_Stored records:_
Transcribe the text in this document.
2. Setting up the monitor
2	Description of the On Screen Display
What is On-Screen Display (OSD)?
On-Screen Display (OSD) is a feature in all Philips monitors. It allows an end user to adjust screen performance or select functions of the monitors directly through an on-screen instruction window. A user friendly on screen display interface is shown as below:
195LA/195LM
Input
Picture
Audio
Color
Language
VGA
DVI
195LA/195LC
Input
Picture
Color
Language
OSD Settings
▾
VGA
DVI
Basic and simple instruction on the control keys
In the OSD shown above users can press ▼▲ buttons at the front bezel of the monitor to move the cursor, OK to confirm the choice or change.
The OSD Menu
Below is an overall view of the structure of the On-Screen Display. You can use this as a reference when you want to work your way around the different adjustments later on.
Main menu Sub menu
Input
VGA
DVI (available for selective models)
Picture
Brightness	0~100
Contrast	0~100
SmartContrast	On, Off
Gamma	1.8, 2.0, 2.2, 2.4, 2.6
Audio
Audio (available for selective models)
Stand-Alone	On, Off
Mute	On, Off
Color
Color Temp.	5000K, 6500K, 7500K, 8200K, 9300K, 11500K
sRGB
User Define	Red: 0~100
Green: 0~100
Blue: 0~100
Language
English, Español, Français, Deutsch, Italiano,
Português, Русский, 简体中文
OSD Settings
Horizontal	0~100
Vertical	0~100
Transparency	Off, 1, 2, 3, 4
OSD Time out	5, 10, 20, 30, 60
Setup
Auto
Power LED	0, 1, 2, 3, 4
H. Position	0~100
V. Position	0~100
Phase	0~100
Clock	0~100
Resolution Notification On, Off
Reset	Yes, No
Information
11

_What is expected:_ Gather each line that holds "shown".

_Response:_
On-Screen Display (OSD) is a feature in all Philips monitors. It allows an end user to adjust screen performance or select functions of the monitors directly through an on-screen instruction window. A user friendly on screen display interface is shown as below:
In the OSD shown above users can press ▼▲ buttons at the front bezel of the monitor to move the cursor, OK to confirm the choice or change.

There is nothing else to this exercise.